• _SET TASK A_: Copy the web scraping notes word for word, everything from "## Some basic..." down to "and bassicaly everyting)".

---------- EXTRACTED TEXT ----------

- przygotuj sie jeszcze z prezentacji jak do wsystkiego dochodziles (+ print screeny na wszelki wypadek) a nie od razu dojebujesz kodem

## Who am I?
- Slawomir Tulski (Slaw)
- currently: Big Data Engineer at WorldRemit
- previously: Python Data Programmer at Import.io (web scraping start-up)
- linkedin: https://www.linkedin.com/in/slawomir-tulski-091611116/
- personal website: http://slawomirtulski.com/

## Some basic...

### How your browser works?
- World Wide Web operates on a client/server model
- Web browser contacts a web server and requests information or resources
- Server locates and then sends the information (html, images etc.) back to the web browser 
- Browser displays the results
- Browser can execute JavaScript code to dynmically "do things" (sends requests, site appreance and bassicaly everyting)
- 4 basic types of http requests (GET and POST - you'll use those most often while scraping, PUT, DELETE)

### How to see what my browser is doing?
- webbrowsers usually have some sort of "Developers Toolkit" (if not you should think about changing your browser)
- there should be 'Network' tab which shows you what is being sent from/to your broweser/server
- also you can find in your Developers Tools console to execute JavaScript

### "Standard" scraping approach
1. don't scrape... find data somewhere else!
2. don't scrape... they should provide an API!
3. ok.. you're screwed. get HTML and parse it!
4. you need a lot of data from different pages of one web service? - build "crawler" and catch them all


### My goals for today
- show how to tackle problem of web scraping in different ways than "standard" approach
- present useful tips and tricks in web-scraping 
- avoid making tutorial on popular html parsing / scraping libraries

### Plan
- Stop crawling, investigate your target instead
    + case study 1: getting all urls you need from website 
- Look for APIs, even if service does not provide (public) one
    + case study 2: getting API KEY and using hidden API in store locator service
    + case study 3: getting available airbnb properties in London
    + case study 4: api json response embeded in html
- Handling JavaScript with Selenium
    + case study 5: handling infinite scroll
- Keynotes

## Using sitemaps instead of crawling whole website

### what is web "crawler" ?
* automate bot which recurse from strat page to all internal link it founds
* theoretacaly, it will traverse through all urls on website

### why it's not the best idea?
* not precise (it's brute force... a lot of requests made and a lot of garbage scraped)
* easy to catch into trap (honeypots)
* need to write more code and care about lot of things (what type of url it got, can I go there?)
* assumes particual page layout and test whatever it encounter

### what to use instead?

---------- RECORDS FOR PROCESSING ----------

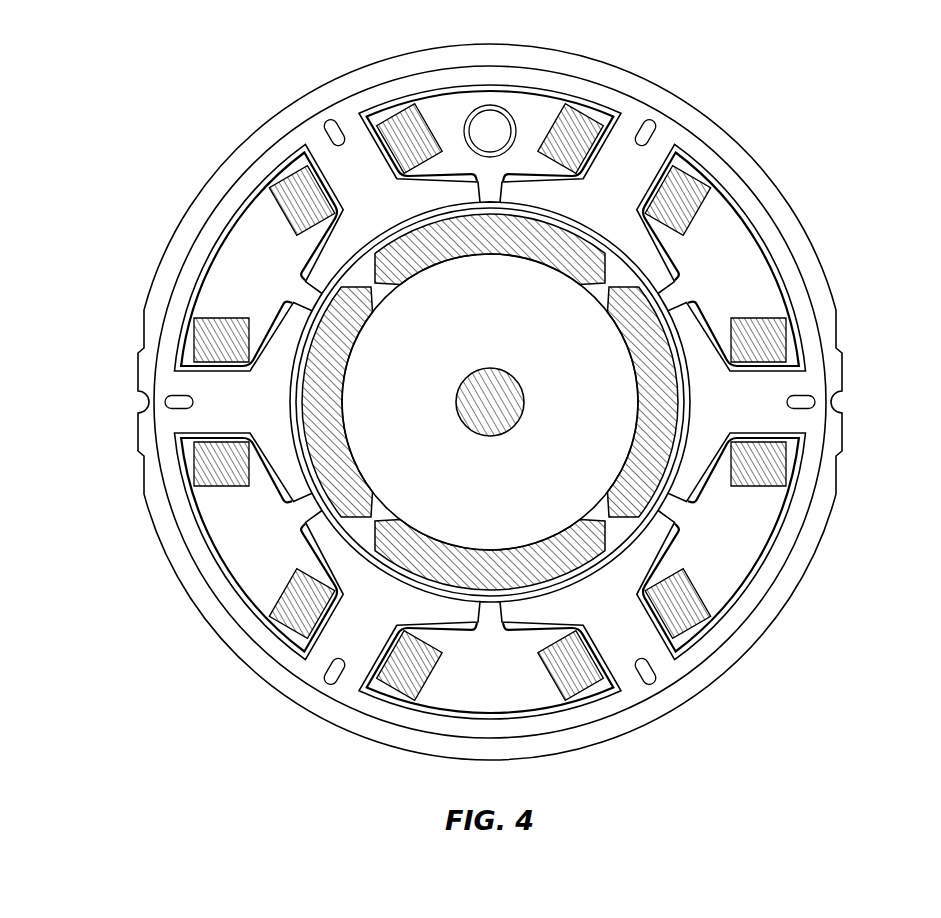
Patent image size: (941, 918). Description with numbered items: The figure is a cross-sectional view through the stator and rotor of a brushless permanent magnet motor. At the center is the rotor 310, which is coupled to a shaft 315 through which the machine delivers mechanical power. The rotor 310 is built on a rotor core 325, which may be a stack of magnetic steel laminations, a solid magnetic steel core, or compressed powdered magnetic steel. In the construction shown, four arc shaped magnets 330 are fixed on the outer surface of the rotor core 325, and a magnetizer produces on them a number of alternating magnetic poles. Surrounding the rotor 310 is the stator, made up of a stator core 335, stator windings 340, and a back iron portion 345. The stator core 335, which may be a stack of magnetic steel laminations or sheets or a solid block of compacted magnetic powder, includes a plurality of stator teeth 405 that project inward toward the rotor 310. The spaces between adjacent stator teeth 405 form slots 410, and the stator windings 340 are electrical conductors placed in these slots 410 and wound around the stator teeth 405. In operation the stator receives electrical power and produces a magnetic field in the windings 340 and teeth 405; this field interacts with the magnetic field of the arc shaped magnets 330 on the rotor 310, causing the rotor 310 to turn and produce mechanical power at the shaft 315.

The rotor 310 is at (343, 360).
The shaft 315 is at (492, 416).
The rotor core 325 is at (423, 412).
The arc shaped magnets 330 is at (413, 560).
The stator core 335 is at (268, 133).
The stator windings 340 is at (560, 130).
The back iron portion 345 is at (606, 94).
The stator teeth 405 is at (632, 170).
The slots 410 is at (722, 573).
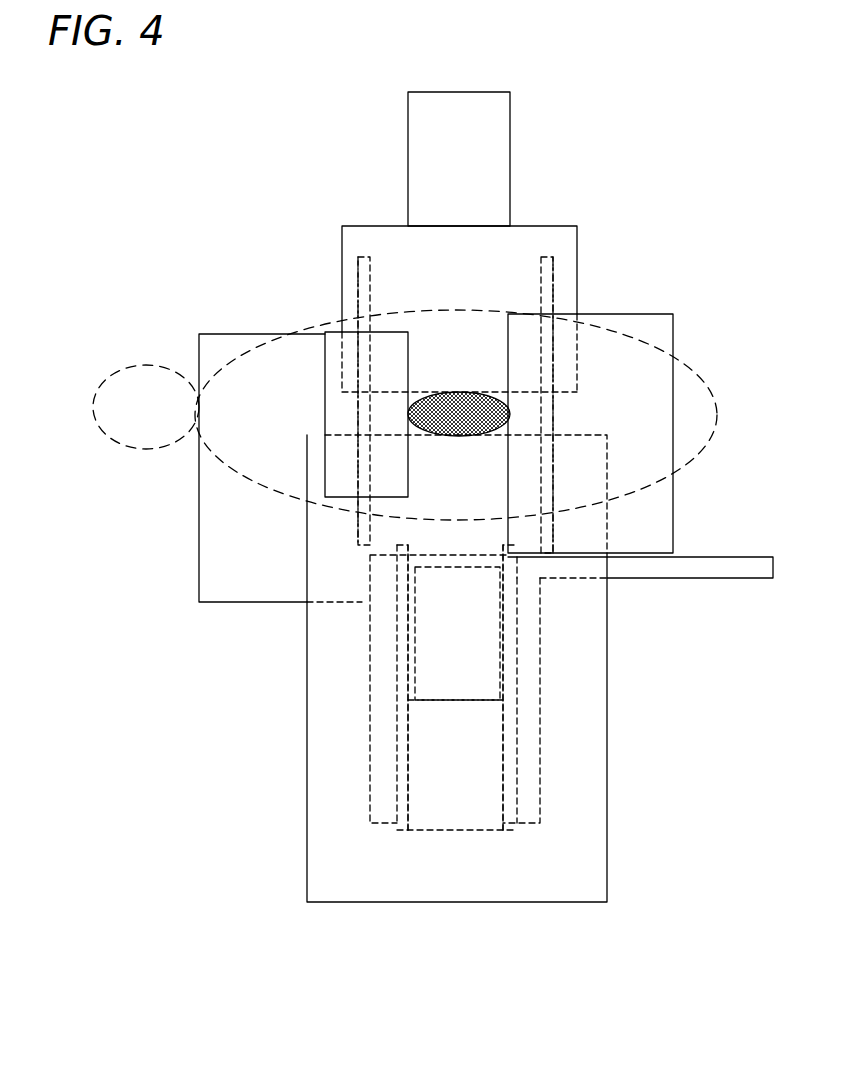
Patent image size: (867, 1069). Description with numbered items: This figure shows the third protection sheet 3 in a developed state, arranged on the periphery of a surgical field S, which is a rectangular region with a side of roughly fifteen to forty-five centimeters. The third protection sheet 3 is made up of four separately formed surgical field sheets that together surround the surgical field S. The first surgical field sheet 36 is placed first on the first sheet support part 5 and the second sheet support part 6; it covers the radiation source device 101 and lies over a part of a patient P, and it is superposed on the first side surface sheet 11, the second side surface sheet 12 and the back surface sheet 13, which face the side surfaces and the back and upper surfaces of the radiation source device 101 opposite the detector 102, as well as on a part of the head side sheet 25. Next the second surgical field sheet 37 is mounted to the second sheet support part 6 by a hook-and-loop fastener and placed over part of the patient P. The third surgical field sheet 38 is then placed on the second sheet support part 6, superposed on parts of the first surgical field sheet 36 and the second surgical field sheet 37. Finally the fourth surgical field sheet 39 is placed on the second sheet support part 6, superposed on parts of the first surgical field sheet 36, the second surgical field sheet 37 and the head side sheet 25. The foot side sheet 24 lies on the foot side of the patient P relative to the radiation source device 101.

The third protection sheet 3 is at (665, 247).
The first sheet support part 5 is at (397, 810).
The second sheet support part 6 is at (362, 282).
The first side surface sheet 11 is at (380, 693).
The second side surface sheet 12 is at (528, 695).
The back surface sheet 13 is at (457, 765).
The foot side sheet 24 is at (693, 570).
The head side sheet 25 is at (280, 468).
The first surgical field sheet 36 is at (457, 668).
The second surgical field sheet 37 is at (459, 309).
The third surgical field sheet 38 is at (590, 433).
The fourth surgical field sheet 39 is at (366, 414).
The radiation source device 101 is at (457, 633).
The detector 102 is at (459, 159).
The patient P is at (693, 367).
The surgical field S is at (457, 393).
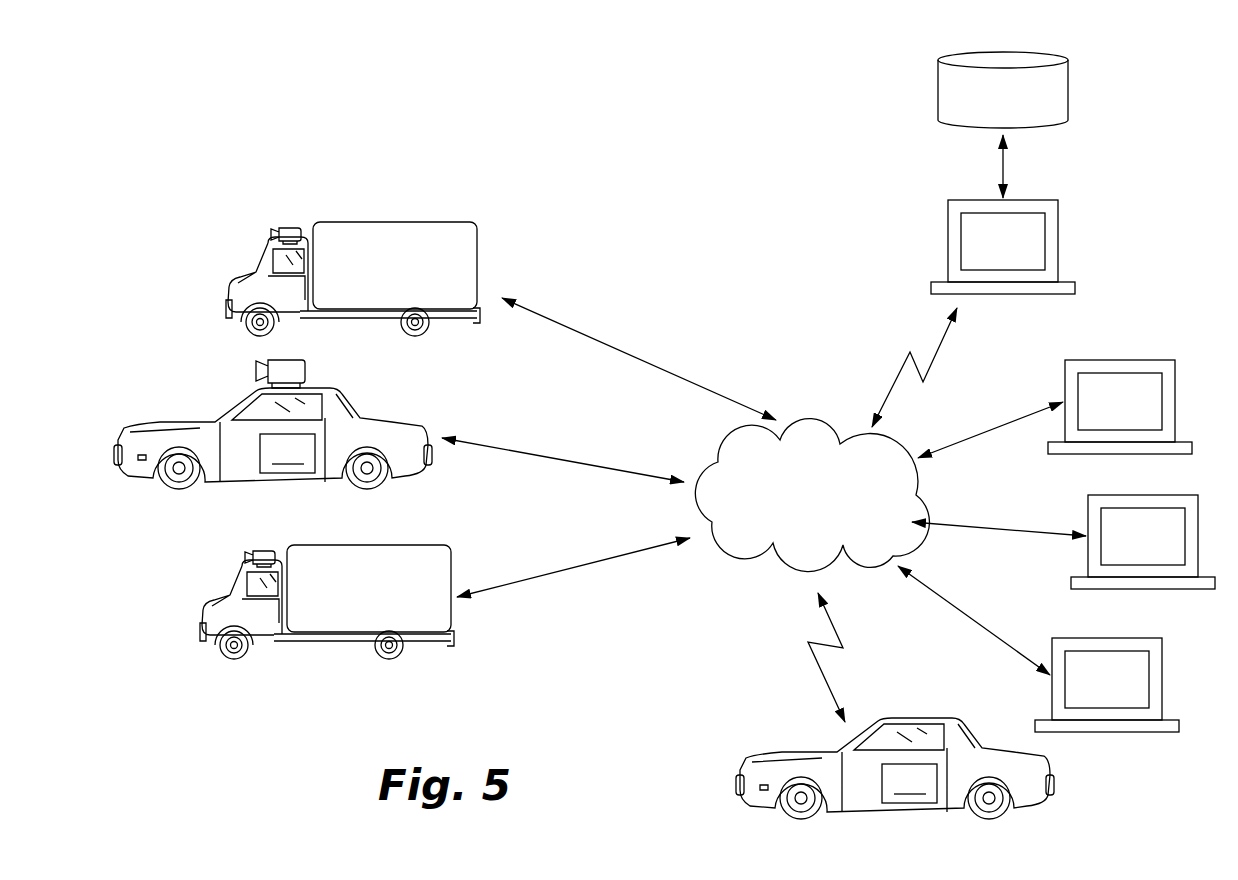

----------

• _SET TASK B_: In the listing, take everything from its start down to the line with "The slots 410 is at (722, 573).", and replace "cross-sectional view" with "section view" while leaving the rest unchanged. Give only those lines, without the pictures.

• _TASK SOLUTION A_:
## Some basic...

### How your browser works?
- World Wide Web operates on a client/server model
- Web browser contacts a web server and requests information or resources
- Server locates and then sends the information (html, images etc.) back to the web browser 
- Browser displays the results
- Browser can execute JavaScript code to dynmically "do things" (sends requests, site appreance and bassicaly everyting)

• _TASK SOLUTION B_:
Patent image size: (941, 918). Description with numbered items: The figure is a section view through the stator and rotor of a brushless permanent magnet motor. At the center is the rotor 310, which is coupled to a shaft 315 through which the machine delivers mechanical power. The rotor 310 is built on a rotor core 325, which may be a stack of magnetic steel laminations, a solid magnetic steel core, or compressed powdered magnetic steel. In the construction shown, four arc shaped magnets 330 are fixed on the outer surface of the rotor core 325, and a magnetizer produces on them a number of alternating magnetic poles. Surrounding the rotor 310 is the stator, made up of a stator core 335, stator windings 340, and a back iron portion 345. The stator core 335, which may be a stack of magnetic steel laminations or sheets or a solid block of compacted magnetic powder, includes a plurality of stator teeth 405 that project inward toward the rotor 310. The spaces between adjacent stator teeth 405 form slots 410, and the stator windings 340 are electrical conductors placed in these slots 410 and wound around the stator teeth 405. In operation the stator receives electrical power and produces a magnetic field in the windings 340 and teeth 405; this field interacts with the magnetic field of the arc shaped magnets 330 on the rotor 310, causing the rotor 310 to turn and produce mechanical power at the shaft 315.

The rotor 310 is at (343, 360).
The shaft 315 is at (492, 416).
The rotor core 325 is at (423, 412).
The arc shaped magnets 330 is at (413, 560).
The stator core 335 is at (268, 133).
The stator windings 340 is at (560, 130).
The back iron portion 345 is at (606, 94).
The stator teeth 405 is at (632, 170).
The slots 410 is at (722, 573).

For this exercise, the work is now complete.